◆ WHAT IS NEEDED
Quote the entries word for word. Omit the pictures.
··· SOURCE RECORDS ···
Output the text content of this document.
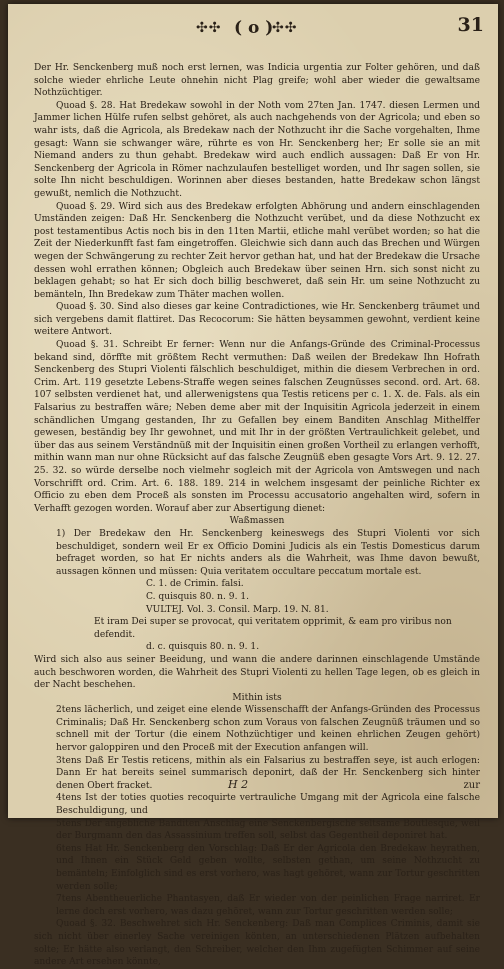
✣✣ ( o )
✣✣	31

Der Hr. Senckenberg muß noch erst lernen, was Indicia urgentia zur Folter gehören, und daß solche wieder ehrliche Leute ohnehin nicht Plag greife; wohl aber wieder die gewaltsame Nothzüchtiger.

Quoad §. 28. Hat Bredekaw sowohl in der Noth vom 27ten Jan. 1747. diesen Lermen und Jammer lichen Hülfe rufen selbst gehöret, als auch nachgehends von der Agricola; und eben so wahr ists, daß die Agricola, als Bredekaw nach der Nothzucht ihr die Sache vorgehalten, Ihme gesagt: Wann sie schwanger wäre, rührte es von Hr. Senckenberg her; Er solle sie an mit Niemand anders zu thun gehabt. Bredekaw wird auch endlich aussagen: Daß Er von Hr. Senckenberg der Agricola in Römer nachzulaufen bestelliget worden, und Ihr sagen sollen, sie solte Ihn nicht beschuldigen. Worinnen aber dieses bestanden, hatte Bredekaw schon längst gewußt, nemlich die Nothzucht.

Quoad §. 29. Wird sich aus des Bredekaw erfolgten Abhörung und andern einschlagenden Umständen zeigen: Daß Hr. Senckenberg die Nothzucht verübet, und da diese Nothzucht ex post testamentibus Actis noch bis in den 11ten Martii, etliche mahl verübet worden; so hat die Zeit der Niederkunfft fast fam eingetroffen. Gleichwie sich dann auch das Brechen und Würgen wegen der Schwängerung zu rechter Zeit hervor gethan hat, und hat der Bredekaw die Ursache dessen wohl errathen können; Obgleich auch Bredekaw über seinen Hrn. sich sonst nicht zu beklagen gehabt; so hat Er sich doch billig beschweret, daß sein Hr. um seine Nothzucht zu bemänteln, Ihn Bredekaw zum Thäter machen wollen.

Quoad §. 30. Sind also dieses gar keine Contradictiones, wie Hr. Senckenberg träumet und sich vergebens damit flattiret. Das Recocorum: Sie hätten beysammen gewohnt, verdient keine weitere Antwort.

Quoad §. 31. Schreibt Er ferner: Wenn nur die Anfangs-Gründe des Criminal-Processus bekand sind, dörffte mit größtem Recht vermuthen: Daß weilen der Bredekaw Ihn Hofrath Senckenberg des Stupri Violenti fälschlich beschuldiget, mithin die diesem Verbrechen in ord. Crim. Art. 119 gesetzte Lebens-Straffe wegen seines falschen Zeugnüsses second. ord. Art. 68. 107 selbsten verdienet hat, und allerwenigstens qua Testis reticens per c. 1. X. de. Fals. als ein Falsarius zu bestraffen wäre; Neben deme aber mit der Inquisitin Agricola jederzeit in einem schändlichen Umgang gestanden, Ihr zu Gefallen bey einem Banditen Anschlag Mithelffer gewesen, beständig bey Ihr gewohnet, und mit Ihr in der größten Vertraulichkeit gelebet, und über das aus seinem Verständnüß mit der Inquisitin einen großen Vortheil zu erlangen verhofft, mithin wann man nur ohne Rücksicht auf das falsche Zeugnüß eben gesagte Vors Art. 9. 12. 27. 25. 32. so würde derselbe noch vielmehr sogleich mit der Agricola von Amtswegen und nach Vorschrifft ord. Crim. Art. 6. 188. 189. 214 in welchem insgesamt der peinliche Richter ex Officio zu eben dem Proceß als sonsten im Processu accusatorio angehalten wird, sofern in Verhafft gezogen worden. Worauf aber zur Absertigung dienet:

Waßmassen

1) Der Bredekaw den Hr. Senckenberg keineswegs des Stupri Violenti vor sich beschuldiget, sondern weil Er ex Officio Domini Judicis als ein Testis Domesticus darum befraget worden, so hat Er nichts anders als die Wahrheit, was Ihme davon bewußt, aussagen können und müssen: Quia veritatem occultare peccatum mortale est.

C. 1. de Crimin. falsi.

C. quisquis 80. n. 9. 1.

VULTEJ. Vol. 3. Consil. Marp. 19. N. 81.

Et iram Dei super se provocat, qui veritatem opprimit, & eam pro viribus non defendit.

d. c. quisquis 80. n. 9. 1.

Wird sich also aus seiner Beeidung, und wann die andere darinnen einschlagende Umstände auch beschworen worden, die Wahrheit des Stupri Violenti zu hellen Tage legen, ob es gleich in der Nacht beschehen.

Mithin ists

2tens lächerlich, und zeiget eine elende Wissenschafft der Anfangs-Gründen des Processus Criminalis; Daß Hr. Senckenberg schon zum Voraus von falschen Zeugnüß träumen und so schnell mit der Tortur (die einem Nothzüchtiger und keinen ehrlichen Zeugen gehört) hervor galoppiren und den Proceß mit der Execution anfangen will.

3tens Daß Er Testis reticens, mithin als ein Falsarius zu bestraffen seye, ist auch erlogen: Dann Er hat bereits seinel summarisch deponirt, daß der Hr. Senckenberg sich hinter denen Obert fracket.

4tens Ist der toties quoties recoquirte vertrauliche Umgang mit der Agricola eine falsche Beschuldigung, und

5tens Der angebliche Banditen Anschlag eine Senckenbergische seltsame Boutlesque, weil der Burgmann den das Assassinium treffen soll, selbst das Gegentheil deponiret hat.

6tens Hat Hr. Senckenberg den Vorschlag: Daß Er der Agricola den Bredekaw heyrathen, und Ihnen ein Stück Geld geben wollte, selbsten gethan, um seine Nothzucht zu bemänteln; Einfolglich sind es erst vorhero, was hagt gehöret, wann zur Tortur geschritten werden solle;

7tens Abentheuerliche Phantasyen, daß Er wieder von der peinlichen Frage narriret. Er lerne doch erst vorhero, was dazu gehöret, wann zur Tortur geschritten werden solle;

Quoad §. 32. Beschwehret sich Hr. Senckenberg: Daß man Complices Criminis, damit sie sich nicht über einerley Sache vereinigen könten, an unterschiedenen Plätzen aufbehalten solte; Er hätte also verlangt, den Schreiber, welcher den Ihm zugefügten Schimmer auf seine andere Art ersehen könnte,

H 2	zur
···
◆ FINISHED TASK
Output the text content of this document.
✣✣ ( o )
✣✣	31

Der Hr. Senckenberg muß noch erst lernen, was Indicia urgentia zur Folter gehören, und daß solche wieder ehrliche Leute ohnehin nicht Plag greife; wohl aber wieder die gewaltsame Nothzüchtiger.

Quoad §. 28. Hat Bredekaw sowohl in der Noth vom 27ten Jan. 1747. diesen Lermen und Jammer lichen Hülfe rufen selbst gehöret, als auch nachgehends von der Agricola; und eben so wahr ists, daß die Agricola, als Bredekaw nach der Nothzucht ihr die Sache vorgehalten, Ihme gesagt: Wann sie schwanger wäre, rührte es von Hr. Senckenberg her; Er solle sie an mit Niemand anders zu thun gehabt. Bredekaw wird auch endlich aussagen: Daß Er von Hr. Senckenberg der Agricola in Römer nachzulaufen bestelliget worden, und Ihr sagen sollen, sie solte Ihn nicht beschuldigen. Worinnen aber dieses bestanden, hatte Bredekaw schon längst gewußt, nemlich die Nothzucht.

Quoad §. 29. Wird sich aus des Bredekaw erfolgten Abhörung und andern einschlagenden Umständen zeigen: Daß Hr. Senckenberg die Nothzucht verübet, und da diese Nothzucht ex post testamentibus Actis noch bis in den 11ten Martii, etliche mahl verübet worden; so hat die Zeit der Niederkunfft fast fam eingetroffen. Gleichwie sich dann auch das Brechen und Würgen wegen der Schwängerung zu rechter Zeit hervor gethan hat, und hat der Bredekaw die Ursache dessen wohl errathen können; Obgleich auch Bredekaw über seinen Hrn. sich sonst nicht zu beklagen gehabt; so hat Er sich doch billig beschweret, daß sein Hr. um seine Nothzucht zu bemänteln, Ihn Bredekaw zum Thäter machen wollen.

Quoad §. 30. Sind also dieses gar keine Contradictiones, wie Hr. Senckenberg träumet und sich vergebens damit flattiret. Das Recocorum: Sie hätten beysammen gewohnt, verdient keine weitere Antwort.

Quoad §. 31. Schreibt Er ferner: Wenn nur die Anfangs-Gründe des Criminal-Processus bekand sind, dörffte mit größtem Recht vermuthen: Daß weilen der Bredekaw Ihn Hofrath Senckenberg des Stupri Violenti fälschlich beschuldiget, mithin die diesem Verbrechen in ord. Crim. Art. 119 gesetzte Lebens-Straffe wegen seines falschen Zeugnüsses second. ord. Art. 68. 107 selbsten verdienet hat, und allerwenigstens qua Testis reticens per c. 1. X. de. Fals. als ein Falsarius zu bestraffen wäre; Neben deme aber mit der Inquisitin Agricola jederzeit in einem schändlichen Umgang gestanden, Ihr zu Gefallen bey einem Banditen Anschlag Mithelffer gewesen, beständig bey Ihr gewohnet, und mit Ihr in der größten Vertraulichkeit gelebet, und über das aus seinem Verständnüß mit der Inquisitin einen großen Vortheil zu erlangen verhofft, mithin wann man nur ohne Rücksicht auf das falsche Zeugnüß eben gesagte Vors Art. 9. 12. 27. 25. 32. so würde derselbe noch vielmehr sogleich mit der Agricola von Amtswegen und nach Vorschrifft ord. Crim. Art. 6. 188. 189. 214 in welchem insgesamt der peinliche Richter ex Officio zu eben dem Proceß als sonsten im Processu accusatorio angehalten wird, sofern in Verhafft gezogen worden. Worauf aber zur Absertigung dienet:

Waßmassen

1) Der Bredekaw den Hr. Senckenberg keineswegs des Stupri Violenti vor sich beschuldiget, sondern weil Er ex Officio Domini Judicis als ein Testis Domesticus darum befraget worden, so hat Er nichts anders als die Wahrheit, was Ihme davon bewußt, aussagen können und müssen: Quia veritatem occultare peccatum mortale est.

C. 1. de Crimin. falsi.

C. quisquis 80. n. 9. 1.

VULTEJ. Vol. 3. Consil. Marp. 19. N. 81.

Et iram Dei super se provocat, qui veritatem opprimit, & eam pro viribus non defendit.

d. c. quisquis 80. n. 9. 1.

Wird sich also aus seiner Beeidung, und wann die andere darinnen einschlagende Umstände auch beschworen worden, die Wahrheit des Stupri Violenti zu hellen Tage legen, ob es gleich in der Nacht beschehen.

Mithin ists

2tens lächerlich, und zeiget eine elende Wissenschafft der Anfangs-Gründen des Processus Criminalis; Daß Hr. Senckenberg schon zum Voraus von falschen Zeugnüß träumen und so schnell mit der Tortur (die einem Nothzüchtiger und keinen ehrlichen Zeugen gehört) hervor galoppiren und den Proceß mit der Execution anfangen will.

3tens Daß Er Testis reticens, mithin als ein Falsarius zu bestraffen seye, ist auch erlogen: Dann Er hat bereits seinel summarisch deponirt, daß der Hr. Senckenberg sich hinter denen Obert fracket.

4tens Ist der toties quoties recoquirte vertrauliche Umgang mit der Agricola eine falsche Beschuldigung, und

5tens Der angebliche Banditen Anschlag eine Senckenbergische seltsame Boutlesque, weil der Burgmann den das Assassinium treffen soll, selbst das Gegentheil deponiret hat.

6tens Hat Hr. Senckenberg den Vorschlag: Daß Er der Agricola den Bredekaw heyrathen, und Ihnen ein Stück Geld geben wollte, selbsten gethan, um seine Nothzucht zu bemänteln; Einfolglich sind es erst vorhero, was hagt gehöret, wann zur Tortur geschritten werden solle;

7tens Abentheuerliche Phantasyen, daß Er wieder von der peinlichen Frage narriret. Er lerne doch erst vorhero, was dazu gehöret, wann zur Tortur geschritten werden solle;

Quoad §. 32. Beschwehret sich Hr. Senckenberg: Daß man Complices Criminis, damit sie sich nicht über einerley Sache vereinigen könten, an unterschiedenen Plätzen aufbehalten solte; Er hätte also verlangt, den Schreiber, welcher den Ihm zugefügten Schimmer auf seine andere Art ersehen könnte,

H 2	zur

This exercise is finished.